Stored entries:

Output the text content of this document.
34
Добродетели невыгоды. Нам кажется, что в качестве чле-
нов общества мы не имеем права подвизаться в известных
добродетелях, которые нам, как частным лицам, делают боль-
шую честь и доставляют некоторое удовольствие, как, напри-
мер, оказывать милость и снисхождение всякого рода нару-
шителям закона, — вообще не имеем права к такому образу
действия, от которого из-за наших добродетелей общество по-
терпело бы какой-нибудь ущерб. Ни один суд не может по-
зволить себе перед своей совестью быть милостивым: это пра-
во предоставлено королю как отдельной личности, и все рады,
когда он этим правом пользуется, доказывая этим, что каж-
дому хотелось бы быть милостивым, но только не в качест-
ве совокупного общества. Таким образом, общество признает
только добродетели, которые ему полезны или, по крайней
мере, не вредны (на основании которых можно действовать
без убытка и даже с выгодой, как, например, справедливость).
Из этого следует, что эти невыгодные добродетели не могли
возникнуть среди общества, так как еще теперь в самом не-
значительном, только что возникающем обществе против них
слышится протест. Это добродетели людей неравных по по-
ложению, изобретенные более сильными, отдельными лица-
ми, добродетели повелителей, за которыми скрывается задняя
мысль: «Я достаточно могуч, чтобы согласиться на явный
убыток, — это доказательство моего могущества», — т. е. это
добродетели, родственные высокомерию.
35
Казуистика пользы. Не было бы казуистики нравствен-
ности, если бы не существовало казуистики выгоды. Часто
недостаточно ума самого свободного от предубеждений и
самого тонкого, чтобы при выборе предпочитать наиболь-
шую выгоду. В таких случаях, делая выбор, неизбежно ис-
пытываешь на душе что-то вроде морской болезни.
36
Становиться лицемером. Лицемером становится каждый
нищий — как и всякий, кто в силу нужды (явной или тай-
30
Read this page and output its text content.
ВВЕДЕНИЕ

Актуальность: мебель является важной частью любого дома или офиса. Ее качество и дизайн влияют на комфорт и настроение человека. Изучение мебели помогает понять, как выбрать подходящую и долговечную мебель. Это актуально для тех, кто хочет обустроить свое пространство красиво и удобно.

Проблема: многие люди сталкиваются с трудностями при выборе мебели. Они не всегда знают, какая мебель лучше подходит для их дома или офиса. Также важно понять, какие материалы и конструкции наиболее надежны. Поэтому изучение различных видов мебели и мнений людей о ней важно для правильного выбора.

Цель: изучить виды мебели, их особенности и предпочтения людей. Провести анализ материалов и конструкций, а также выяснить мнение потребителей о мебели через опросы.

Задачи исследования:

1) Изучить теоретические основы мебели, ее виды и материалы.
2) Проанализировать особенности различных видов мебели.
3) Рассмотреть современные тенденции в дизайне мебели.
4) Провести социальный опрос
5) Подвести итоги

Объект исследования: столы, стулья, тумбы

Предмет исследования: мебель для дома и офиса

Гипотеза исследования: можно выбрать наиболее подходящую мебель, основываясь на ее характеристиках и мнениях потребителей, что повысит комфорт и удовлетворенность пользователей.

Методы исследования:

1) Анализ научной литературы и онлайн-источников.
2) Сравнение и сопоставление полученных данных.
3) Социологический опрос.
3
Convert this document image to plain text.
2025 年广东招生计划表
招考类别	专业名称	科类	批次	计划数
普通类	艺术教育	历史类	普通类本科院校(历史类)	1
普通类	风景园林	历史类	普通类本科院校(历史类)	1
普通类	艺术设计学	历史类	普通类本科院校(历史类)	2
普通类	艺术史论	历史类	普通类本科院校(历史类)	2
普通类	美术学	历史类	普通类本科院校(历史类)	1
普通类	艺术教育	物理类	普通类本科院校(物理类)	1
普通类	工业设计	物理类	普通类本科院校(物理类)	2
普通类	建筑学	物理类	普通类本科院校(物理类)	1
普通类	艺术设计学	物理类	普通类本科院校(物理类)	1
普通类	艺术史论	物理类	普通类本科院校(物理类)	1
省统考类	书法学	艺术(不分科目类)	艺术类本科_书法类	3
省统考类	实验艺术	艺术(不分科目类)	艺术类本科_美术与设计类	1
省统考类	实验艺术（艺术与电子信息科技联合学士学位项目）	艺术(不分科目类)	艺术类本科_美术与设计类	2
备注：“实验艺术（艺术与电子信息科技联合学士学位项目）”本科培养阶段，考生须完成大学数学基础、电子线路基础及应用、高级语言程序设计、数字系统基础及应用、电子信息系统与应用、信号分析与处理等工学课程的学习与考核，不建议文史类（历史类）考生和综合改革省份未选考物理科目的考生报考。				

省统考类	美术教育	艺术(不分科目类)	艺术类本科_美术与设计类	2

> [Exercise details]: With both ends included, please retype exactly the lines from the line containing "Convert this document image to plain text." to the final line of the data.

> [The reply]:
Convert this document image to plain text.
2025 年广东招生计划表
招考类别	专业名称	科类	批次	计划数
普通类	艺术教育	历史类	普通类本科院校(历史类)	1
普通类	风景园林	历史类	普通类本科院校(历史类)	1
普通类	艺术设计学	历史类	普通类本科院校(历史类)	2
普通类	艺术史论	历史类	普通类本科院校(历史类)	2
普通类	美术学	历史类	普通类本科院校(历史类)	1
普通类	艺术教育	物理类	普通类本科院校(物理类)	1
普通类	工业设计	物理类	普通类本科院校(物理类)	2
普通类	建筑学	物理类	普通类本科院校(物理类)	1
普通类	艺术设计学	物理类	普通类本科院校(物理类)	1
普通类	艺术史论	物理类	普通类本科院校(物理类)	1
省统考类	书法学	艺术(不分科目类)	艺术类本科_书法类	3
省统考类	实验艺术	艺术(不分科目类)	艺术类本科_美术与设计类	1
省统考类	实验艺术（艺术与电子信息科技联合学士学位项目）	艺术(不分科目类)	艺术类本科_美术与设计类	2
备注：“实验艺术（艺术与电子信息科技联合学士学位项目）”本科培养阶段，考生须完成大学数学基础、电子线路基础及应用、高级语言程序设计、数字系统基础及应用、电子信息系统与应用、信号分析与处理等工学课程的学习与考核，不建议文史类（历史类）考生和综合改革省份未选考物理科目的考生报考。				

省统考类	美术教育	艺术(不分科目类)	艺术类本科_美术与设计类	2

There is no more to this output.